(Stored data entries)
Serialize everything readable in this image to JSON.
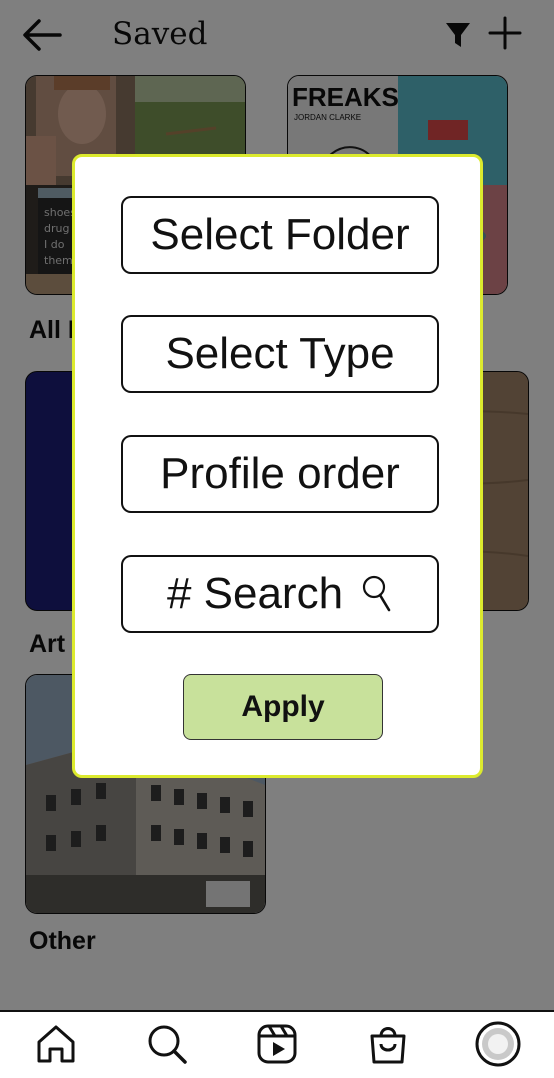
{
  "header": {
    "title": "Saved"
  },
  "collections": [
    {
      "label": "All Posts"
    },
    {
      "label": "Art"
    },
    {
      "label": "Other"
    }
  ],
  "modal": {
    "options": [
      {
        "label": "Select Folder"
      },
      {
        "label": "Select Type"
      },
      {
        "label": "Profile order"
      },
      {
        "label": "# Search"
      }
    ],
    "apply_label": "Apply"
  },
  "thumbnail_text": {
    "freaks_title": "FREAKS",
    "freaks_author": "JORDAN CLARKE"
  },
  "icons": {
    "back": "arrow-left-icon",
    "filter": "filter-icon",
    "add": "plus-icon",
    "home": "home-icon",
    "search": "search-icon",
    "reels": "reels-icon",
    "shop": "shopping-bag-icon",
    "profile": "profile-avatar-icon",
    "search_field": "magnifier-icon"
  },
  "colors": {
    "modal_border": "#dcea2e",
    "apply_background": "#c8e19b",
    "art_collection": "#1c1f7a"
  }
}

**Challenge:** Reproduce the listing above exactly, excluding all pictures.

**Written solution:**
Serialize everything readable in this image to JSON.
{
  "header": {
    "title": "Saved"
  },
  "collections": [
    {
      "label": "All Posts"
    },
    {
      "label": "Art"
    },
    {
      "label": "Other"
    }
  ],
  "modal": {
    "options": [
      {
        "label": "Select Folder"
      },
      {
        "label": "Select Type"
      },
      {
        "label": "Profile order"
      },
      {
        "label": "# Search"
      }
    ],
    "apply_label": "Apply"
  },
  "thumbnail_text": {
    "freaks_title": "FREAKS",
    "freaks_author": "JORDAN CLARKE"
  },
  "icons": {
    "back": "arrow-left-icon",
    "filter": "filter-icon",
    "add": "plus-icon",
    "home": "home-icon",
    "search": "search-icon",
    "reels": "reels-icon",
    "shop": "shopping-bag-icon",
    "profile": "profile-avatar-icon",
    "search_field": "magnifier-icon"
  },
  "colors": {
    "modal_border": "#dcea2e",
    "apply_background": "#c8e19b",
    "art_collection": "#1c1f7a"
  }
}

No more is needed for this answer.